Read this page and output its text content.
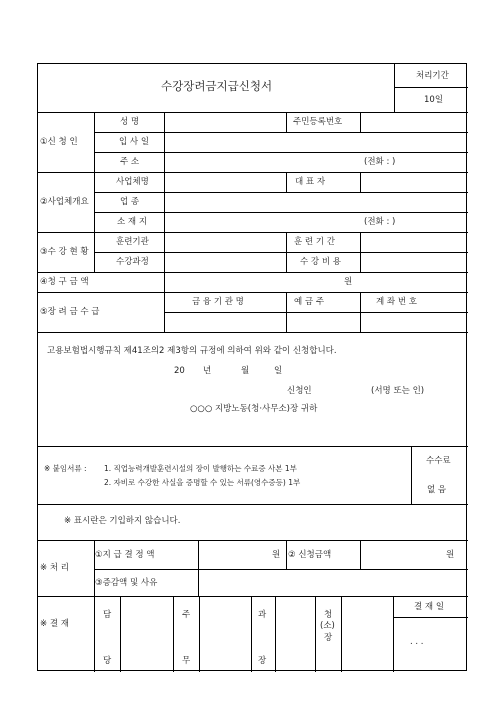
수강장려금지급신청서
처리기간
10일
①신 청 인
성 명	주민등록번호
입 사 일
주 소	(전화 : )
②사업체개요
사업체명	대 표 자
업 종
소 재 지	(전화 : )
③수 강 현 황
훈련기관	훈 련 기 간
수강과정	수 강 비 용
④청 구 금 액	원
⑤장 려 금 수 급
금 융 기 관 명	예 금 주	계 좌 번 호
고용보험법시행규칙 제41조의2 제3항의 규정에 의하여 위와 같이 신청합니다.
20 년	월	일
신청인	(서명 또는 인)
○○○ 지방노동(청·사무소)장 귀하
※ 붙임서류 : 1. 직업능력개발훈련시설의 장이 발행하는 수료증 사본 1부
2. 자비로 수강한 사실을 증명할 수 있는 서류(영수증등) 1부
수수료
없 음
※ 표시란은 기입하지 않습니다.
※ 처 리
①지 급 결 정 액	원 ② 신청금액	원
③증감액 및 사유
※ 결 재
담
당
주
무
과
장
청
(소)
장
결 재 일
. . .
====================
> The exercise: The records above must be transcribed exactly. Pictures are left out of the copy.

> Full answer:
Read this page and output its text content.
수강장려금지급신청서
처리기간
10일
①신 청 인
성 명	주민등록번호
입 사 일
주 소	(전화 : )
②사업체개요
사업체명	대 표 자
업 종
소 재 지	(전화 : )
③수 강 현 황
훈련기관	훈 련 기 간
수강과정	수 강 비 용
④청 구 금 액	원
⑤장 려 금 수 급
금 융 기 관 명	예 금 주	계 좌 번 호
고용보험법시행규칙 제41조의2 제3항의 규정에 의하여 위와 같이 신청합니다.
20 년	월	일
신청인	(서명 또는 인)
○○○ 지방노동(청·사무소)장 귀하
※ 붙임서류 : 1. 직업능력개발훈련시설의 장이 발행하는 수료증 사본 1부
2. 자비로 수강한 사실을 증명할 수 있는 서류(영수증등) 1부
수수료
없 음
※ 표시란은 기입하지 않습니다.
※ 처 리
①지 급 결 정 액	원 ② 신청금액	원
③증감액 및 사유
※ 결 재
담
당
주
무
과
장
청
(소)
장
결 재 일
. . .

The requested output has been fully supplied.